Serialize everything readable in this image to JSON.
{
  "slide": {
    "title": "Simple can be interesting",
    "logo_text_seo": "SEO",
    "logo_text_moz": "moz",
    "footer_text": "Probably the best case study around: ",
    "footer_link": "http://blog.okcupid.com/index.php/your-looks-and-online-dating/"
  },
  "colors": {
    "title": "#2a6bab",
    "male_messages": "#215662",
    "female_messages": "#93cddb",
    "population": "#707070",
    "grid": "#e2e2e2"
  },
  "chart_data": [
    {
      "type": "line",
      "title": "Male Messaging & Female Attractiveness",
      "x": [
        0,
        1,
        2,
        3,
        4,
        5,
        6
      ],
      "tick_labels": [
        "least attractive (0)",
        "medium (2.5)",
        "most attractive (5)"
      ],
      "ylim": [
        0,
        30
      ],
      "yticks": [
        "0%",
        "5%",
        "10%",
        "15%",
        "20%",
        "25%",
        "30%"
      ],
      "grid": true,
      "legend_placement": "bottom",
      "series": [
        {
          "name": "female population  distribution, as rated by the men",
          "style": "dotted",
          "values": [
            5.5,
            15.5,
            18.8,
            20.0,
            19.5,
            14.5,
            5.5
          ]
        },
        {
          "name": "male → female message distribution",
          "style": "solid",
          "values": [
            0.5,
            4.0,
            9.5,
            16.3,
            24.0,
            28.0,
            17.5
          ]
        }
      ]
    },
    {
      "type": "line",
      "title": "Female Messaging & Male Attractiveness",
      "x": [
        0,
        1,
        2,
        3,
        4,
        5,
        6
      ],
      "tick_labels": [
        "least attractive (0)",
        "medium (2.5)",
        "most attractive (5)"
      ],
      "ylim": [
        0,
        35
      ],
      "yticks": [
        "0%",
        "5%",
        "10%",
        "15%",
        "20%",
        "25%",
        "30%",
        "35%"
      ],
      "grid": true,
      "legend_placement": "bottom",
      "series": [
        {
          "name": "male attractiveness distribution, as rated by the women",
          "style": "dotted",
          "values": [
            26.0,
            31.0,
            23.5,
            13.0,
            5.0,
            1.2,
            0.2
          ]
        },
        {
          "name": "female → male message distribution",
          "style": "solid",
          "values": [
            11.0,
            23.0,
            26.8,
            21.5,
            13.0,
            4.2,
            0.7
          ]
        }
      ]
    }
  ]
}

What is required:
Reproduce all of the records exactly.

Output below:
Serialize everything readable in this image to JSON.
{
  "slide": {
    "title": "Simple can be interesting",
    "logo_text_seo": "SEO",
    "logo_text_moz": "moz",
    "footer_text": "Probably the best case study around: ",
    "footer_link": "http://blog.okcupid.com/index.php/your-looks-and-online-dating/"
  },
  "colors": {
    "title": "#2a6bab",
    "male_messages": "#215662",
    "female_messages": "#93cddb",
    "population": "#707070",
    "grid": "#e2e2e2"
  },
  "chart_data": [
    {
      "type": "line",
      "title": "Male Messaging & Female Attractiveness",
      "x": [
        0,
        1,
        2,
        3,
        4,
        5,
        6
      ],
      "tick_labels": [
        "least attractive (0)",
        "medium (2.5)",
        "most attractive (5)"
      ],
      "ylim": [
        0,
        30
      ],
      "yticks": [
        "0%",
        "5%",
        "10%",
        "15%",
        "20%",
        "25%",
        "30%"
      ],
      "grid": true,
      "legend_placement": "bottom",
      "series": [
        {
          "name": "female population  distribution, as rated by the men",
          "style": "dotted",
          "values": [
            5.5,
            15.5,
            18.8,
            20.0,
            19.5,
            14.5,
            5.5
          ]
        },
        {
          "name": "male → female message distribution",
          "style": "solid",
          "values": [
            0.5,
            4.0,
            9.5,
            16.3,
            24.0,
            28.0,
            17.5
          ]
        }
      ]
    },
    {
      "type": "line",
      "title": "Female Messaging & Male Attractiveness",
      "x": [
        0,
        1,
        2,
        3,
        4,
        5,
        6
      ],
      "tick_labels": [
        "least attractive (0)",
        "medium (2.5)",
        "most attractive (5)"
      ],
      "ylim": [
        0,
        35
      ],
      "yticks": [
        "0%",
        "5%",
        "10%",
        "15%",
        "20%",
        "25%",
        "30%",
        "35%"
      ],
      "grid": true,
      "legend_placement": "bottom",
      "series": [
        {
          "name": "male attractiveness distribution, as rated by the women",
          "style": "dotted",
          "values": [
            26.0,
            31.0,
            23.5,
            13.0,
            5.0,
            1.2,
            0.2
          ]
        },
        {
          "name": "female → male message distribution",
          "style": "solid",
          "values": [
            11.0,
            23.0,
            26.8,
            21.5,
            13.0,
            4.2,
            0.7
          ]
        }
      ]
    }
  ]
}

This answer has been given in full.